Given instruction →
Pick out the lines below with "marker" and list them.

Listed records →
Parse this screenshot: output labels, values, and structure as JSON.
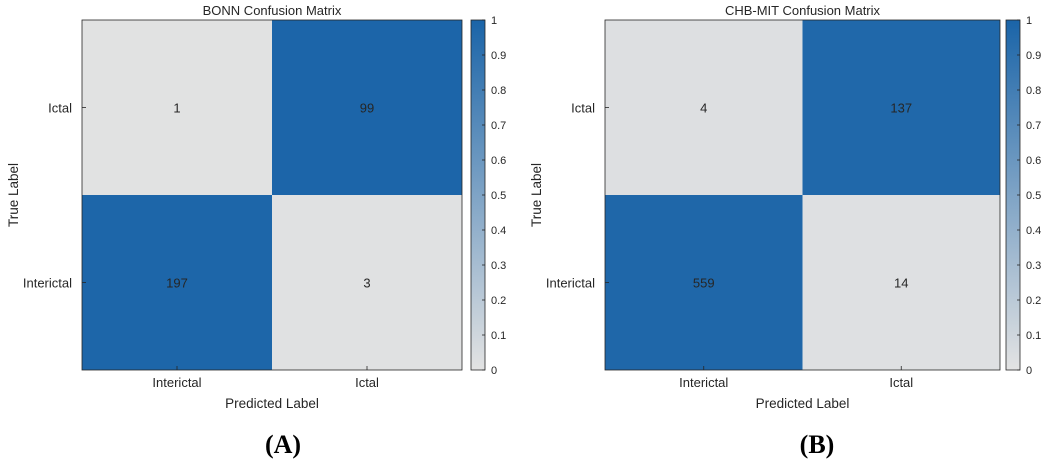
{
  "chart_data": [
    {
      "type": "heatmap",
      "panel_label": "(A)",
      "title": "BONN Confusion Matrix",
      "xlabel": "Predicted Label",
      "ylabel": "True Label",
      "x_categories": [
        "Interictal",
        "Ictal"
      ],
      "y_categories": [
        "Ictal",
        "Interictal"
      ],
      "counts": [
        [
          1,
          99
        ],
        [
          197,
          3
        ]
      ],
      "normalized": [
        [
          0.01,
          0.99
        ],
        [
          0.985,
          0.015
        ]
      ],
      "colorbar": {
        "min": 0,
        "max": 1,
        "ticks": [
          "0",
          "0.1",
          "0.2",
          "0.3",
          "0.4",
          "0.5",
          "0.6",
          "0.7",
          "0.8",
          "0.9",
          "1"
        ]
      }
    },
    {
      "type": "heatmap",
      "panel_label": "(B)",
      "title": "CHB-MIT Confusion Matrix",
      "xlabel": "Predicted Label",
      "ylabel": "True Label",
      "x_categories": [
        "Interictal",
        "Ictal"
      ],
      "y_categories": [
        "Ictal",
        "Interictal"
      ],
      "counts": [
        [
          4,
          137
        ],
        [
          559,
          14
        ]
      ],
      "normalized": [
        [
          0.028,
          0.972
        ],
        [
          0.976,
          0.024
        ]
      ],
      "colorbar": {
        "min": 0,
        "max": 1,
        "ticks": [
          "0",
          "0.1",
          "0.2",
          "0.3",
          "0.4",
          "0.5",
          "0.6",
          "0.7",
          "0.8",
          "0.9",
          "1"
        ]
      }
    }
  ],
  "colors": {
    "high": "#1a64a8",
    "low": "#e3e3e3",
    "axis": "#262626"
  }
}
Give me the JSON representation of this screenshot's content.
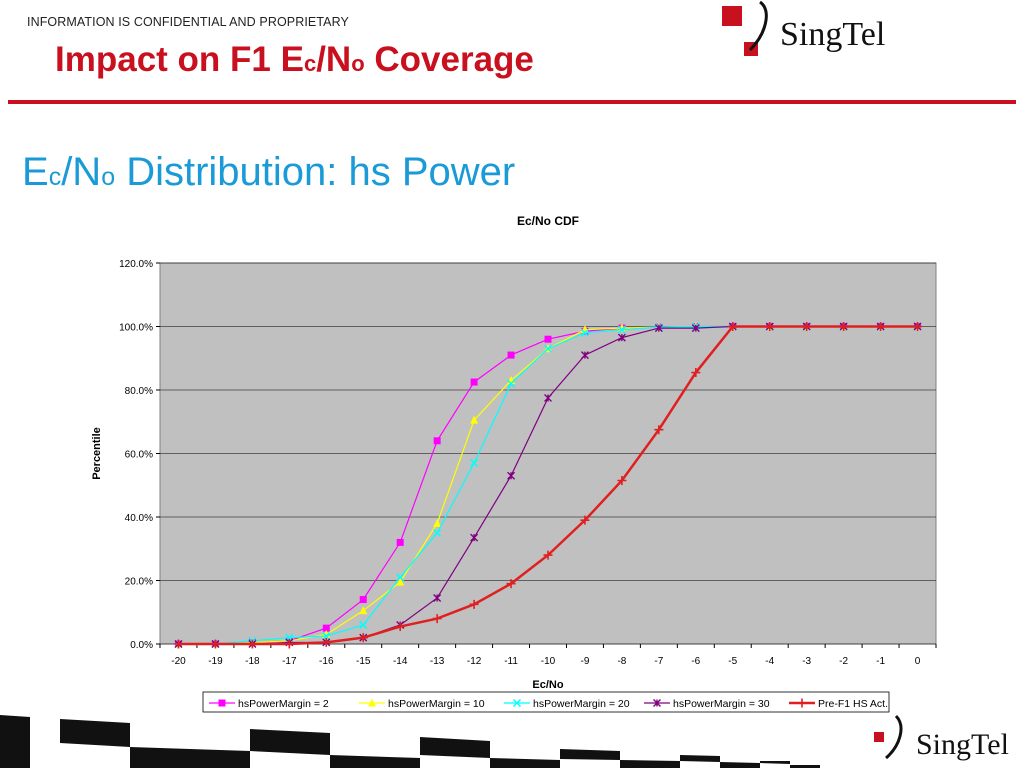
{
  "header": {
    "confidential": "INFORMATION IS CONFIDENTIAL AND PROPRIETARY",
    "title_parts": [
      "Impact on F1 E",
      "c",
      "/N",
      "o",
      " Coverage"
    ],
    "logo_text": "SingTel"
  },
  "section": {
    "title_parts": [
      "E",
      "c",
      "/N",
      "o",
      " Distribution: hs Power"
    ]
  },
  "footer": {
    "logo_text": "SingTel"
  },
  "colors": {
    "brand_red": "#c8101f",
    "section_blue": "#1a9ad6",
    "plot_bg": "#c0c0c0"
  },
  "chart_data": {
    "type": "line",
    "title": "Ec/No CDF",
    "xlabel": "Ec/No",
    "ylabel": "Percentile",
    "x": [
      -20,
      -19,
      -18,
      -17,
      -16,
      -15,
      -14,
      -13,
      -12,
      -11,
      -10,
      -9,
      -8,
      -7,
      -6,
      -5,
      -4,
      -3,
      -2,
      -1,
      0
    ],
    "x_tick_labels": [
      "-20",
      "-19",
      "-18",
      "-17",
      "-16",
      "-15",
      "-14",
      "-13",
      "-12",
      "-11",
      "-10",
      "-9",
      "-8",
      "-7",
      "-6",
      "-5",
      "-4",
      "-3",
      "-2",
      "-1",
      "0"
    ],
    "ylim": [
      0,
      120
    ],
    "y_ticks": [
      0,
      20,
      40,
      60,
      80,
      100,
      120
    ],
    "y_tick_labels": [
      "0.0%",
      "20.0%",
      "40.0%",
      "60.0%",
      "80.0%",
      "100.0%",
      "120.0%"
    ],
    "grid": "horizontal",
    "legend_position": "bottom",
    "series": [
      {
        "name": "hsPowerMargin = 2",
        "color": "#ff00ff",
        "marker": "square",
        "values": [
          0,
          0,
          0.5,
          1,
          5,
          14,
          32,
          64,
          82.5,
          91,
          96,
          98.5,
          99.5,
          99.8,
          100,
          100,
          100,
          100,
          100,
          100,
          100
        ]
      },
      {
        "name": "hsPowerMargin = 10",
        "color": "#ffff00",
        "marker": "triangle",
        "values": [
          0,
          0,
          0.5,
          1,
          3,
          10.5,
          19.5,
          38,
          70.5,
          83,
          93,
          99,
          99.5,
          99.8,
          100,
          100,
          100,
          100,
          100,
          100,
          100
        ]
      },
      {
        "name": "hsPowerMargin = 20",
        "color": "#00ffff",
        "marker": "x",
        "values": [
          0,
          0,
          1,
          2,
          2.5,
          6,
          21,
          35,
          57,
          82,
          93,
          98,
          99,
          99.8,
          100,
          100,
          100,
          100,
          100,
          100,
          100
        ]
      },
      {
        "name": "hsPowerMargin = 30",
        "color": "#800080",
        "marker": "star",
        "values": [
          0,
          0,
          0,
          0.5,
          0.5,
          2,
          6,
          14.5,
          33.5,
          53,
          77.5,
          91,
          96.5,
          99.5,
          99.5,
          100,
          100,
          100,
          100,
          100,
          100
        ]
      },
      {
        "name": "Pre-F1 HS Act.",
        "color": "#e02020",
        "marker": "plus",
        "thick": true,
        "values": [
          0,
          0,
          0,
          0,
          0.5,
          2,
          5.5,
          8,
          12.5,
          19,
          28,
          39,
          51.5,
          67.5,
          85.5,
          100,
          100,
          100,
          100,
          100,
          100
        ]
      }
    ]
  }
}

Written solution →
        "marker": "square",
        "marker": "triangle",
        "marker": "x",
        "marker": "star",
        "marker": "plus",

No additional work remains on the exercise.